Goal - Reproduce the lines of the records verbatim, starting at the first line and ending at the line that contains "legend-label-baseline-years: years: 2-22", including both of those lines.

□ □ □ □

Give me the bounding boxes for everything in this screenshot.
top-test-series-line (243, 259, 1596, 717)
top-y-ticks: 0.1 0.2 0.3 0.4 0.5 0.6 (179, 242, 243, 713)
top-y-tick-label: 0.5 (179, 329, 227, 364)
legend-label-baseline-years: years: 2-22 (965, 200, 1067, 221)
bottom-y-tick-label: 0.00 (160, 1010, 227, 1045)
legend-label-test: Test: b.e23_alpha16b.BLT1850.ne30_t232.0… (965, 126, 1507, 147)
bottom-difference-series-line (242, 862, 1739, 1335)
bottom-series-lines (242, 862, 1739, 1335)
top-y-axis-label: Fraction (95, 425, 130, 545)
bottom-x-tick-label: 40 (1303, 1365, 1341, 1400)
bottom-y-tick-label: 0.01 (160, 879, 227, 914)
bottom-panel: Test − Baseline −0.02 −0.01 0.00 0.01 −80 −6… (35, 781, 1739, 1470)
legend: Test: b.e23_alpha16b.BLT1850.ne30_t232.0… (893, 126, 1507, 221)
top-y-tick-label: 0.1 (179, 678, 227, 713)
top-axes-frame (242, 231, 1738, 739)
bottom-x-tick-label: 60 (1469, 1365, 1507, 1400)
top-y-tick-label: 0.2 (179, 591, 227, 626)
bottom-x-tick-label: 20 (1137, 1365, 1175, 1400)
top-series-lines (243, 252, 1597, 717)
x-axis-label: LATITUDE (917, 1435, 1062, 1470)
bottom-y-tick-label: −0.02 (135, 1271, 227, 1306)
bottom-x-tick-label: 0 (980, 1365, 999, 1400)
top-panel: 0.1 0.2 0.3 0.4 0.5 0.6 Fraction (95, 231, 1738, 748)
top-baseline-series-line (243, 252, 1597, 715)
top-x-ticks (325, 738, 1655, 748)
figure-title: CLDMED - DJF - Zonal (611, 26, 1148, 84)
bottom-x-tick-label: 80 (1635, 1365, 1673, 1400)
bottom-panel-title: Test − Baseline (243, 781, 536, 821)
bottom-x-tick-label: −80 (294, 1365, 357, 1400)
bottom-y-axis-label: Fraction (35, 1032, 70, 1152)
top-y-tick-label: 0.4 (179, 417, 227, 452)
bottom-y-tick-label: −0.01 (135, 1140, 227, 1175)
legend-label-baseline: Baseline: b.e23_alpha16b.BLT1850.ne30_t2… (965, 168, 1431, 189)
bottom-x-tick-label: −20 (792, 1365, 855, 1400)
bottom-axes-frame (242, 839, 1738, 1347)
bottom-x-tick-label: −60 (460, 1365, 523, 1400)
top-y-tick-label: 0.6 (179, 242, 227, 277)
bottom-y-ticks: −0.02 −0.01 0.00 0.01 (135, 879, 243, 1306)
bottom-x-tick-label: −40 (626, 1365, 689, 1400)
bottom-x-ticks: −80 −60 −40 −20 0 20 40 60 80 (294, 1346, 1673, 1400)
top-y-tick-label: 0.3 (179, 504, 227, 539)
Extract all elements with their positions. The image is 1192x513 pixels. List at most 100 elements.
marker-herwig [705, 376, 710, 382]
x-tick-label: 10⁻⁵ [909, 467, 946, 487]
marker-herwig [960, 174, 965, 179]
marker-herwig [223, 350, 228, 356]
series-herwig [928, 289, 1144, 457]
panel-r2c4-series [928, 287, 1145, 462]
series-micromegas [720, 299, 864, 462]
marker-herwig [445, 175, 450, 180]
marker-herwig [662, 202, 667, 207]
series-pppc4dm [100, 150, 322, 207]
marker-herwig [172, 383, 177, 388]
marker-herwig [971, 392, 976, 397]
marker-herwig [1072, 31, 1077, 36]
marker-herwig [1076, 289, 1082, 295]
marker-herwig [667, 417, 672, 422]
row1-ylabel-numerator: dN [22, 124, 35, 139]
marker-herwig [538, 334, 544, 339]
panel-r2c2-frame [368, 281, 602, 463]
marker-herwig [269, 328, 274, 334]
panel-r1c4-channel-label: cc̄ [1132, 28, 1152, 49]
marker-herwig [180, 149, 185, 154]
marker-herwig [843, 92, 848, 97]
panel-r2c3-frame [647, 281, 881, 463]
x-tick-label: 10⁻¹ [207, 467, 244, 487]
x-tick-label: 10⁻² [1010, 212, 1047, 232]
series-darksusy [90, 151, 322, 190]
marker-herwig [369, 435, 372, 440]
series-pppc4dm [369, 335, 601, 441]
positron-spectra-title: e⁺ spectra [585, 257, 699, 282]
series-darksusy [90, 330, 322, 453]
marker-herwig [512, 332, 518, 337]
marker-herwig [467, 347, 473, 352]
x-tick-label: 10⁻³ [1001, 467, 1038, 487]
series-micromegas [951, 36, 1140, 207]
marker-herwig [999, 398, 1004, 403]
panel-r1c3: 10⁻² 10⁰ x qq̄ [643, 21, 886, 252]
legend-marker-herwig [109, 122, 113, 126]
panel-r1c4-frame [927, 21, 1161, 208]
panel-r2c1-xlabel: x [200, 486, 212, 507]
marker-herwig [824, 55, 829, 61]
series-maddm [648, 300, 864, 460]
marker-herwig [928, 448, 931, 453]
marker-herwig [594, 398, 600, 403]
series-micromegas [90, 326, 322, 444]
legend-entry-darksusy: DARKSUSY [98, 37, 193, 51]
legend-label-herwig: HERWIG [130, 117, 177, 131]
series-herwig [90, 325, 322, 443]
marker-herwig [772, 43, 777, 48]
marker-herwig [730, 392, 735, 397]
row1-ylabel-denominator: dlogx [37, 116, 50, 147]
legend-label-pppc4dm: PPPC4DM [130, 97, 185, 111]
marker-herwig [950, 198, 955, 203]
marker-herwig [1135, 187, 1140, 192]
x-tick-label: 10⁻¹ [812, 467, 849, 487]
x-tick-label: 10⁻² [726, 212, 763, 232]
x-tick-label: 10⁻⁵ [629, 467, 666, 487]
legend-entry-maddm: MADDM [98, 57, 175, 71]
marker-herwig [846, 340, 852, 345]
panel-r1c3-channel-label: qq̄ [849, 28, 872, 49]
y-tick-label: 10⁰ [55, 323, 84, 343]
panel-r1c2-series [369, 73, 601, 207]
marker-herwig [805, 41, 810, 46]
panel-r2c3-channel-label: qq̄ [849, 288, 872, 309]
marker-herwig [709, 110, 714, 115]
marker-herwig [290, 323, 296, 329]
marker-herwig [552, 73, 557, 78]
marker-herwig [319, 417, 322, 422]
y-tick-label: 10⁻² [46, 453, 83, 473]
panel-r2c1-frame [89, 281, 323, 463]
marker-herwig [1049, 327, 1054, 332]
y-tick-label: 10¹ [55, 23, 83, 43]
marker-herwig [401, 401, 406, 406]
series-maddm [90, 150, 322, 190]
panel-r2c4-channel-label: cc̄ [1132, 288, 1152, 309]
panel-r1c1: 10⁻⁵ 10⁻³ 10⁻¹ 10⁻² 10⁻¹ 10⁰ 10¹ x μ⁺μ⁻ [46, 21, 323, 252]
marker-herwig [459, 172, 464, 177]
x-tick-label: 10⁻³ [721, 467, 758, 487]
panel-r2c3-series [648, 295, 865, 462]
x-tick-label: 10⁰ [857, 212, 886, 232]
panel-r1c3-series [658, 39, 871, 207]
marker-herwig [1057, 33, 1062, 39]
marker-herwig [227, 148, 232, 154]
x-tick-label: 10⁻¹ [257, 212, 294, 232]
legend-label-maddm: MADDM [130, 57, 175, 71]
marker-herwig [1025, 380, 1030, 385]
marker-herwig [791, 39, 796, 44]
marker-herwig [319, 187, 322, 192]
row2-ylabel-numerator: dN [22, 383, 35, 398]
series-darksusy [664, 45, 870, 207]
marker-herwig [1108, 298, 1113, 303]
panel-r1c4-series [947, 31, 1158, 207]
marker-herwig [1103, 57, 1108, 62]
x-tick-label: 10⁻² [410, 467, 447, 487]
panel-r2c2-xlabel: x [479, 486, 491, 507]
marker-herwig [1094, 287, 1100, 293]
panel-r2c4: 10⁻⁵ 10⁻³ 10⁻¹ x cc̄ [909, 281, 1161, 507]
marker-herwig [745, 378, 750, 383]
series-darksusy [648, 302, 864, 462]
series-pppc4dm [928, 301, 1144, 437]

□ □ □ □

Exercise result -
Give me the bounding boxes for everything in this screenshot.
top-test-series-line (243, 259, 1596, 717)
top-y-ticks: 0.1 0.2 0.3 0.4 0.5 0.6 (179, 242, 243, 713)
top-y-tick-label: 0.5 (179, 329, 227, 364)
legend-label-baseline-years: years: 2-22 (965, 200, 1067, 221)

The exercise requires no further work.